| PROBLEM STATEMENT |
Locate each line containing the string "mean" and copy it out.
● ● ● ● ● ● ●
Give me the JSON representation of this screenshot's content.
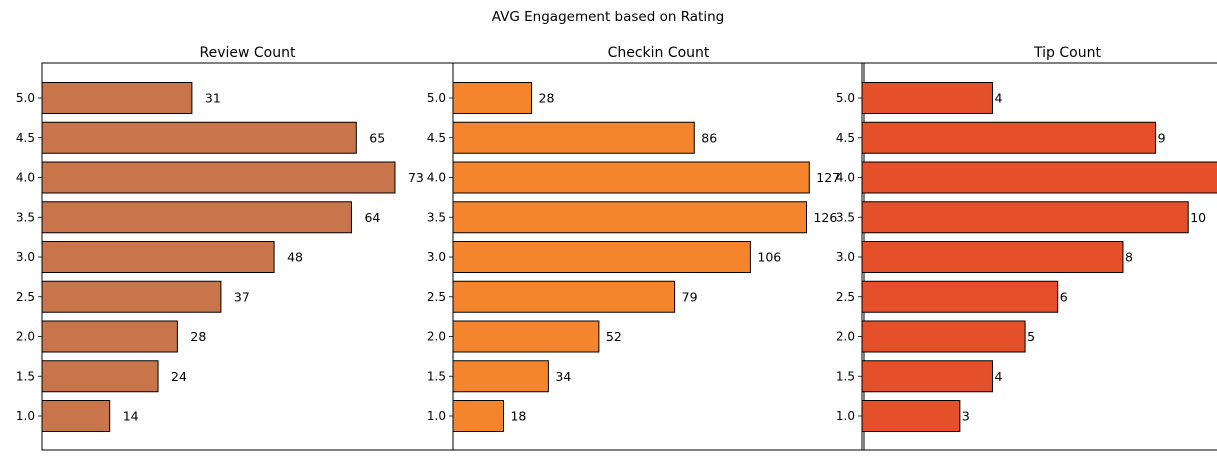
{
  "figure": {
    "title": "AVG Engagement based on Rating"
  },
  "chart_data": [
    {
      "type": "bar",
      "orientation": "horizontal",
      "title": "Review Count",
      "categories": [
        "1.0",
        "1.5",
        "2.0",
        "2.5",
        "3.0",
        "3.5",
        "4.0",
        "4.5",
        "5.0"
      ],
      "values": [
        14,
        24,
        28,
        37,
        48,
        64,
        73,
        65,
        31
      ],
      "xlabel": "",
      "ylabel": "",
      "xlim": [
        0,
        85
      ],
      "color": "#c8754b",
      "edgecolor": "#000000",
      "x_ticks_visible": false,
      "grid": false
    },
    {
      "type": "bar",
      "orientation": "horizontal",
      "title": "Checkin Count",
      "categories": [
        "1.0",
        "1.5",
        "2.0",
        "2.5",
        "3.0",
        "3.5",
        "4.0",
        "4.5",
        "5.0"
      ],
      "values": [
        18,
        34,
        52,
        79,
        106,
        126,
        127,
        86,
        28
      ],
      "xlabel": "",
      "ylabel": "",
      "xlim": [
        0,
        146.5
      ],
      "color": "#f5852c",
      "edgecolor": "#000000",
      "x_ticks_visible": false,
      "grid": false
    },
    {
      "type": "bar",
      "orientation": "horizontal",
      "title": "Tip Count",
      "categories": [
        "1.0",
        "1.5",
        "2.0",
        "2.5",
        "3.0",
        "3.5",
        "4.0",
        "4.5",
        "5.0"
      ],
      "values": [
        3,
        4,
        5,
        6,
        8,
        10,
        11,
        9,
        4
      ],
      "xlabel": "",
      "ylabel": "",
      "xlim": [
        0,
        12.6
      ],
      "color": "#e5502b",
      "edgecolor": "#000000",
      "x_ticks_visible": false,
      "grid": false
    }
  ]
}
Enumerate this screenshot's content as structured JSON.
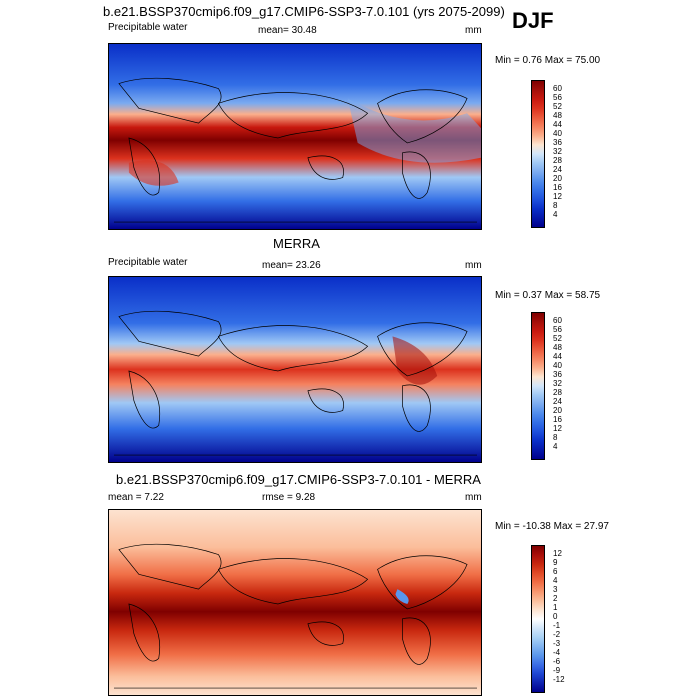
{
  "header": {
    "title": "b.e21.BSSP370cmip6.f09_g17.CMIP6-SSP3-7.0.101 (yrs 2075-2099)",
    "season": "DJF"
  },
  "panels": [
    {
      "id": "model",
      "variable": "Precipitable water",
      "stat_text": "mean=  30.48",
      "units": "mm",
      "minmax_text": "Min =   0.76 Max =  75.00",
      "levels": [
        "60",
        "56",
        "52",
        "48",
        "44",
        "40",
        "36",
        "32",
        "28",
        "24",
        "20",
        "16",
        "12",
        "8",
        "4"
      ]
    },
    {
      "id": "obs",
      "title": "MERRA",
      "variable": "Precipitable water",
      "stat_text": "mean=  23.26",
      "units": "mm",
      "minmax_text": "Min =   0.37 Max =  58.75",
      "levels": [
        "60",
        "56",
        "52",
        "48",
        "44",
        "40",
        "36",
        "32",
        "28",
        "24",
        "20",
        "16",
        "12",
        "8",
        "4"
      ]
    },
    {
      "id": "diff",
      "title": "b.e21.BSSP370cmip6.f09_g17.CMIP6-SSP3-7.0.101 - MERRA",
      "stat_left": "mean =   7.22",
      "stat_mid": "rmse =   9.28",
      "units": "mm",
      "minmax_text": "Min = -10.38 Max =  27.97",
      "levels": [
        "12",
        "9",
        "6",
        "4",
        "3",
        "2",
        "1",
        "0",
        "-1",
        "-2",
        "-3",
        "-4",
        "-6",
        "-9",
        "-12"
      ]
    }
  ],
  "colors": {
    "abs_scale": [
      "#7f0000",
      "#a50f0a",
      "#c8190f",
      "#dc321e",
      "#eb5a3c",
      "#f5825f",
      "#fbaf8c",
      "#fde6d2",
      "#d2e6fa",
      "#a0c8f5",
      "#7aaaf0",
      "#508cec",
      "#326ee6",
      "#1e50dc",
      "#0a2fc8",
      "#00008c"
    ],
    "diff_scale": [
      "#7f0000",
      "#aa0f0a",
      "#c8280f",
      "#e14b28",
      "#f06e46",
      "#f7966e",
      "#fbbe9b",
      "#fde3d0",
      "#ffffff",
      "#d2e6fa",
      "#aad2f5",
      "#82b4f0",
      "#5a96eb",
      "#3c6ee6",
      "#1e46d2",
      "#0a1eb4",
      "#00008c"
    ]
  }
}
● ● ● ● ● ● ●
| EXPECTED ANSWER |
      "stat_text": "mean=  30.48",
      "stat_text": "mean=  23.26",
      "stat_left": "mean =   7.22",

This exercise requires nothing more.